Omit all pictures, then retype exactly the lines from the one that contains "Give me the" through the end of the listing.

[Start of Dataset entries]

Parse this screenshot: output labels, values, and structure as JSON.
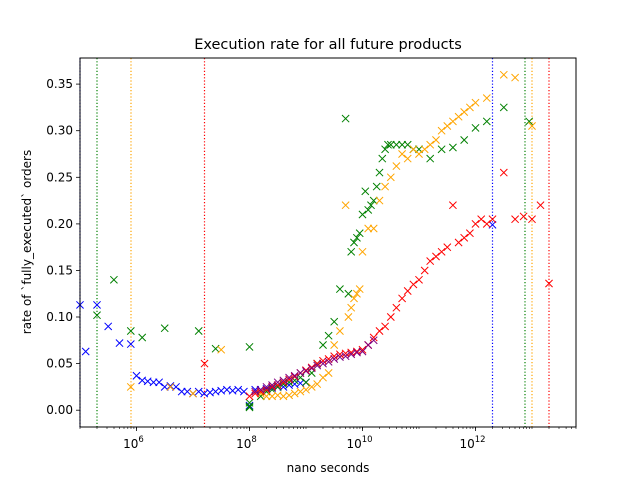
{
  "chart_data": {
    "type": "scatter",
    "title": "Execution rate for all future products",
    "xlabel": "nano seconds",
    "ylabel": "rate of `fully_executed` orders",
    "x_scale": "log",
    "xlim": [
      100000,
      60000000000000
    ],
    "ylim": [
      -0.018,
      0.378
    ],
    "x_ticks": [
      {
        "value": 1000000,
        "base": "10",
        "exp": "6"
      },
      {
        "value": 100000000,
        "base": "10",
        "exp": "8"
      },
      {
        "value": 10000000000,
        "base": "10",
        "exp": "10"
      },
      {
        "value": 1000000000000,
        "base": "10",
        "exp": "12"
      }
    ],
    "y_ticks": [
      {
        "value": 0.0,
        "label": "0.00"
      },
      {
        "value": 0.05,
        "label": "0.05"
      },
      {
        "value": 0.1,
        "label": "0.10"
      },
      {
        "value": 0.15,
        "label": "0.15"
      },
      {
        "value": 0.2,
        "label": "0.20"
      },
      {
        "value": 0.25,
        "label": "0.25"
      },
      {
        "value": 0.3,
        "label": "0.30"
      },
      {
        "value": 0.35,
        "label": "0.35"
      }
    ],
    "grid": false,
    "legend": "none",
    "marker": "x",
    "series": [
      {
        "color": "#0000ff",
        "vline_x": [
          100000,
          2000000000000
        ],
        "points": [
          [
            100000,
            0.113
          ],
          [
            126000,
            0.063
          ],
          [
            200000,
            0.113
          ],
          [
            316000,
            0.09
          ],
          [
            501000,
            0.072
          ],
          [
            794000,
            0.071
          ],
          [
            1000000,
            0.037
          ],
          [
            1260000,
            0.032
          ],
          [
            1580000,
            0.031
          ],
          [
            2000000,
            0.03
          ],
          [
            2510000,
            0.03
          ],
          [
            3160000,
            0.025
          ],
          [
            3980000,
            0.026
          ],
          [
            5010000,
            0.025
          ],
          [
            6310000,
            0.02
          ],
          [
            7940000,
            0.02
          ],
          [
            10000000,
            0.018
          ],
          [
            12600000,
            0.02
          ],
          [
            15800000,
            0.018
          ],
          [
            20000000,
            0.019
          ],
          [
            25100000,
            0.02
          ],
          [
            31600000,
            0.021
          ],
          [
            39800000,
            0.022
          ],
          [
            50100000,
            0.021
          ],
          [
            63100000,
            0.022
          ],
          [
            79400000,
            0.02
          ],
          [
            100000000,
            0.005
          ],
          [
            126000000,
            0.022
          ],
          [
            158000000,
            0.022
          ],
          [
            200000000,
            0.023
          ],
          [
            251000000,
            0.024
          ],
          [
            316000000,
            0.025
          ],
          [
            398000000,
            0.025
          ],
          [
            501000000,
            0.027
          ],
          [
            631000000,
            0.028
          ],
          [
            794000000,
            0.029
          ],
          [
            1000000000,
            0.03
          ],
          [
            2000000000000,
            0.199
          ]
        ]
      },
      {
        "color": "#008000",
        "vline_x": [
          200000,
          7500000000000
        ],
        "points": [
          [
            200000,
            0.102
          ],
          [
            398000,
            0.14
          ],
          [
            794000,
            0.085
          ],
          [
            1260000,
            0.078
          ],
          [
            3160000,
            0.088
          ],
          [
            12600000,
            0.085
          ],
          [
            25100000,
            0.066
          ],
          [
            100000000,
            0.068
          ],
          [
            100000000,
            0.003
          ],
          [
            100000000,
            0.008
          ],
          [
            100000000,
            0.004
          ],
          [
            158000000,
            0.015
          ],
          [
            200000000,
            0.02
          ],
          [
            251000000,
            0.022
          ],
          [
            316000000,
            0.025
          ],
          [
            398000000,
            0.028
          ],
          [
            501000000,
            0.03
          ],
          [
            631000000,
            0.032
          ],
          [
            794000000,
            0.035
          ],
          [
            1000000000,
            0.03
          ],
          [
            1260000000,
            0.04
          ],
          [
            1580000000,
            0.05
          ],
          [
            2000000000,
            0.07
          ],
          [
            2510000000,
            0.08
          ],
          [
            3160000000,
            0.095
          ],
          [
            3980000000,
            0.13
          ],
          [
            5010000000,
            0.313
          ],
          [
            5620000000,
            0.125
          ],
          [
            6310000000,
            0.17
          ],
          [
            7080000000,
            0.18
          ],
          [
            7940000000,
            0.185
          ],
          [
            8910000000,
            0.19
          ],
          [
            10000000000,
            0.21
          ],
          [
            11200000000,
            0.235
          ],
          [
            12600000000,
            0.215
          ],
          [
            14100000000,
            0.22
          ],
          [
            15800000000,
            0.225
          ],
          [
            17800000000,
            0.24
          ],
          [
            20000000000,
            0.255
          ],
          [
            22400000000,
            0.27
          ],
          [
            25100000000,
            0.28
          ],
          [
            28200000000,
            0.285
          ],
          [
            31600000000,
            0.285
          ],
          [
            39800000000,
            0.285
          ],
          [
            50100000000,
            0.285
          ],
          [
            63100000000,
            0.285
          ],
          [
            79400000000,
            0.28
          ],
          [
            100000000000,
            0.28
          ],
          [
            158000000000,
            0.27
          ],
          [
            251000000000,
            0.28
          ],
          [
            398000000000,
            0.282
          ],
          [
            631000000000,
            0.29
          ],
          [
            1000000000000,
            0.303
          ],
          [
            1580000000000,
            0.31
          ],
          [
            3160000000000,
            0.325
          ],
          [
            8910000000000,
            0.31
          ]
        ]
      },
      {
        "color": "#ffa500",
        "vline_x": [
          800000,
          10000000000000
        ],
        "points": [
          [
            794000,
            0.025
          ],
          [
            3980000,
            0.025
          ],
          [
            10000000,
            0.018
          ],
          [
            31600000,
            0.065
          ],
          [
            158000000,
            0.018
          ],
          [
            200000000,
            0.015
          ],
          [
            251000000,
            0.015
          ],
          [
            316000000,
            0.016
          ],
          [
            398000000,
            0.015
          ],
          [
            501000000,
            0.016
          ],
          [
            631000000,
            0.018
          ],
          [
            794000000,
            0.02
          ],
          [
            1000000000,
            0.022
          ],
          [
            1260000000,
            0.025
          ],
          [
            1580000000,
            0.028
          ],
          [
            2000000000,
            0.035
          ],
          [
            2510000000,
            0.04
          ],
          [
            3160000000,
            0.07
          ],
          [
            3980000000,
            0.085
          ],
          [
            5010000000,
            0.22
          ],
          [
            5620000000,
            0.1
          ],
          [
            6310000000,
            0.11
          ],
          [
            7080000000,
            0.12
          ],
          [
            7940000000,
            0.125
          ],
          [
            8910000000,
            0.13
          ],
          [
            10000000000,
            0.17
          ],
          [
            12600000000,
            0.195
          ],
          [
            15800000000,
            0.195
          ],
          [
            20000000000,
            0.225
          ],
          [
            25100000000,
            0.24
          ],
          [
            31600000000,
            0.25
          ],
          [
            39800000000,
            0.262
          ],
          [
            50100000000,
            0.275
          ],
          [
            63100000000,
            0.27
          ],
          [
            79400000000,
            0.28
          ],
          [
            100000000000,
            0.275
          ],
          [
            126000000000,
            0.28
          ],
          [
            158000000000,
            0.285
          ],
          [
            200000000000,
            0.29
          ],
          [
            251000000000,
            0.3
          ],
          [
            316000000000,
            0.305
          ],
          [
            398000000000,
            0.31
          ],
          [
            501000000000,
            0.315
          ],
          [
            631000000000,
            0.32
          ],
          [
            794000000000,
            0.325
          ],
          [
            1000000000000,
            0.33
          ],
          [
            1580000000000,
            0.335
          ],
          [
            3160000000000,
            0.36
          ],
          [
            5010000000000,
            0.357
          ],
          [
            10000000000000,
            0.305
          ]
        ]
      },
      {
        "color": "#ff0000",
        "vline_x": [
          16000000,
          20000000000000
        ],
        "points": [
          [
            16000000,
            0.05
          ],
          [
            100000000,
            0.015
          ],
          [
            126000000,
            0.018
          ],
          [
            158000000,
            0.02
          ],
          [
            200000000,
            0.022
          ],
          [
            251000000,
            0.025
          ],
          [
            316000000,
            0.027
          ],
          [
            398000000,
            0.03
          ],
          [
            501000000,
            0.033
          ],
          [
            631000000,
            0.036
          ],
          [
            794000000,
            0.04
          ],
          [
            1000000000,
            0.043
          ],
          [
            1260000000,
            0.046
          ],
          [
            1580000000,
            0.05
          ],
          [
            2000000000,
            0.053
          ],
          [
            2510000000,
            0.055
          ],
          [
            3160000000,
            0.058
          ],
          [
            3980000000,
            0.06
          ],
          [
            5010000000,
            0.061
          ],
          [
            6310000000,
            0.062
          ],
          [
            7940000000,
            0.063
          ],
          [
            10000000000,
            0.065
          ],
          [
            12600000000,
            0.07
          ],
          [
            15800000000,
            0.078
          ],
          [
            20000000000,
            0.085
          ],
          [
            25100000000,
            0.09
          ],
          [
            31600000000,
            0.1
          ],
          [
            39800000000,
            0.11
          ],
          [
            50100000000,
            0.12
          ],
          [
            63100000000,
            0.128
          ],
          [
            79400000000,
            0.135
          ],
          [
            100000000000,
            0.14
          ],
          [
            126000000000,
            0.15
          ],
          [
            158000000000,
            0.16
          ],
          [
            200000000000,
            0.165
          ],
          [
            251000000000,
            0.17
          ],
          [
            316000000000,
            0.175
          ],
          [
            398000000000,
            0.22
          ],
          [
            501000000000,
            0.18
          ],
          [
            631000000000,
            0.185
          ],
          [
            794000000000,
            0.19
          ],
          [
            1000000000000,
            0.2
          ],
          [
            1260000000000,
            0.205
          ],
          [
            1580000000000,
            0.2
          ],
          [
            2000000000000,
            0.205
          ],
          [
            3160000000000,
            0.255
          ],
          [
            5010000000000,
            0.205
          ],
          [
            7080000000000,
            0.208
          ],
          [
            10000000000000,
            0.205
          ],
          [
            14100000000000,
            0.22
          ],
          [
            20000000000000,
            0.136
          ]
        ]
      },
      {
        "color": "#800080",
        "vline_x": [],
        "points": [
          [
            126000000,
            0.02
          ],
          [
            158000000,
            0.022
          ],
          [
            200000000,
            0.025
          ],
          [
            251000000,
            0.027
          ],
          [
            316000000,
            0.03
          ],
          [
            398000000,
            0.032
          ],
          [
            501000000,
            0.035
          ],
          [
            631000000,
            0.037
          ],
          [
            794000000,
            0.04
          ],
          [
            1000000000,
            0.042
          ],
          [
            1260000000,
            0.045
          ],
          [
            1580000000,
            0.048
          ],
          [
            2000000000,
            0.05
          ],
          [
            2510000000,
            0.052
          ],
          [
            3160000000,
            0.055
          ],
          [
            3980000000,
            0.057
          ],
          [
            5010000000,
            0.058
          ],
          [
            6310000000,
            0.06
          ],
          [
            7940000000,
            0.062
          ],
          [
            10000000000,
            0.063
          ],
          [
            12600000000,
            0.07
          ],
          [
            15800000000,
            0.075
          ]
        ]
      }
    ]
  }
}
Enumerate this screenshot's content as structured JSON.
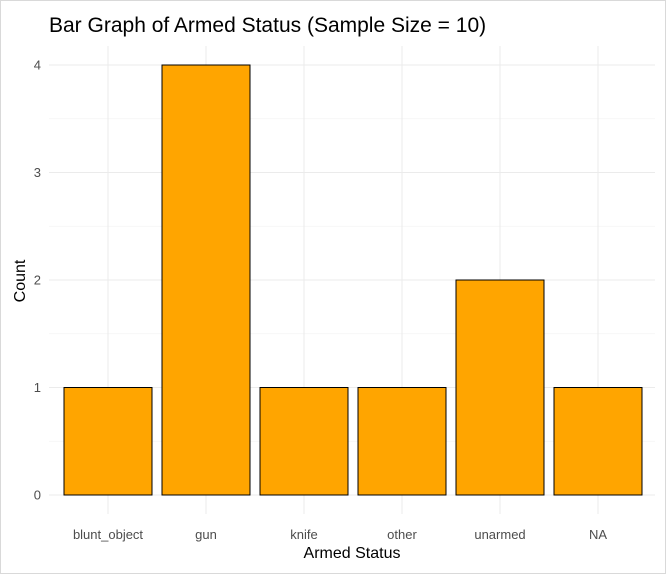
{
  "chart_data": {
    "type": "bar",
    "title": "Bar Graph of Armed Status (Sample Size = 10)",
    "xlabel": "Armed Status",
    "ylabel": "Count",
    "categories": [
      "blunt_object",
      "gun",
      "knife",
      "other",
      "unarmed",
      "NA"
    ],
    "values": [
      1,
      4,
      1,
      1,
      2,
      1
    ],
    "y_ticks": [
      "0",
      "1",
      "2",
      "3",
      "4"
    ],
    "ylim": [
      0,
      4.2
    ],
    "grid": true,
    "legend": "none",
    "bar_color": "#FFA500",
    "bar_outline_color": "#000000"
  }
}
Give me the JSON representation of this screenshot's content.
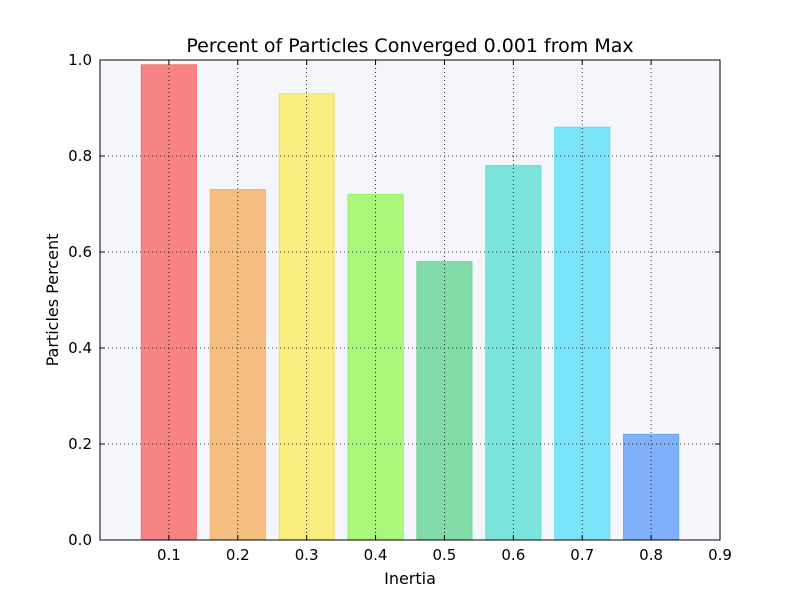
{
  "chart_data": {
    "type": "bar",
    "title": "Percent of Particles Converged 0.001 from Max",
    "xlabel": "Inertia",
    "ylabel": "Particles Percent",
    "categories": [
      "0.1",
      "0.2",
      "0.3",
      "0.4",
      "0.5",
      "0.6",
      "0.7",
      "0.8"
    ],
    "x": [
      0.1,
      0.2,
      0.3,
      0.4,
      0.5,
      0.6,
      0.7,
      0.8
    ],
    "values": [
      0.99,
      0.73,
      0.93,
      0.72,
      0.58,
      0.78,
      0.86,
      0.22
    ],
    "bar_colors": [
      "#f88383",
      "#f7be82",
      "#f8ed7e",
      "#a9f87c",
      "#81dca8",
      "#7ae4dc",
      "#7be4f8",
      "#80b1f8"
    ],
    "bar_edge_colors": [
      "#f27070",
      "#f2ad6a",
      "#ebe070",
      "#95ef66",
      "#6fd49a",
      "#66dccf",
      "#66dcf2",
      "#6aa2f2"
    ],
    "xlim": [
      0,
      0.9
    ],
    "ylim": [
      0,
      1.0
    ],
    "x_ticks": [
      "0.1",
      "0.2",
      "0.3",
      "0.4",
      "0.5",
      "0.6",
      "0.7",
      "0.8",
      "0.9"
    ],
    "y_ticks": [
      "0.0",
      "0.2",
      "0.4",
      "0.6",
      "0.8",
      "1.0"
    ],
    "grid": true,
    "plot_background": "#f5f6fb"
  }
}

[End of Dataset entries]

— Finished task —
Give me the JSON representation of this screenshot's content.
{
  "chart_data": {
    "type": "bar",
    "title": "Percent of Particles Converged 0.001 from Max",
    "xlabel": "Inertia",
    "ylabel": "Particles Percent",
    "categories": [
      "0.1",
      "0.2",
      "0.3",
      "0.4",
      "0.5",
      "0.6",
      "0.7",
      "0.8"
    ],
    "x": [
      0.1,
      0.2,
      0.3,
      0.4,
      0.5,
      0.6,
      0.7,
      0.8
    ],
    "values": [
      0.99,
      0.73,
      0.93,
      0.72,
      0.58,
      0.78,
      0.86,
      0.22
    ],
    "bar_colors": [
      "#f88383",
      "#f7be82",
      "#f8ed7e",
      "#a9f87c",
      "#81dca8",
      "#7ae4dc",
      "#7be4f8",
      "#80b1f8"
    ],
    "bar_edge_colors": [
      "#f27070",
      "#f2ad6a",
      "#ebe070",
      "#95ef66",
      "#6fd49a",
      "#66dccf",
      "#66dcf2",
      "#6aa2f2"
    ],
    "xlim": [
      0,
      0.9
    ],
    "ylim": [
      0,
      1.0
    ],
    "x_ticks": [
      "0.1",
      "0.2",
      "0.3",
      "0.4",
      "0.5",
      "0.6",
      "0.7",
      "0.8",
      "0.9"
    ],
    "y_ticks": [
      "0.0",
      "0.2",
      "0.4",
      "0.6",
      "0.8",
      "1.0"
    ],
    "grid": true,
    "plot_background": "#f5f6fb"
  }
}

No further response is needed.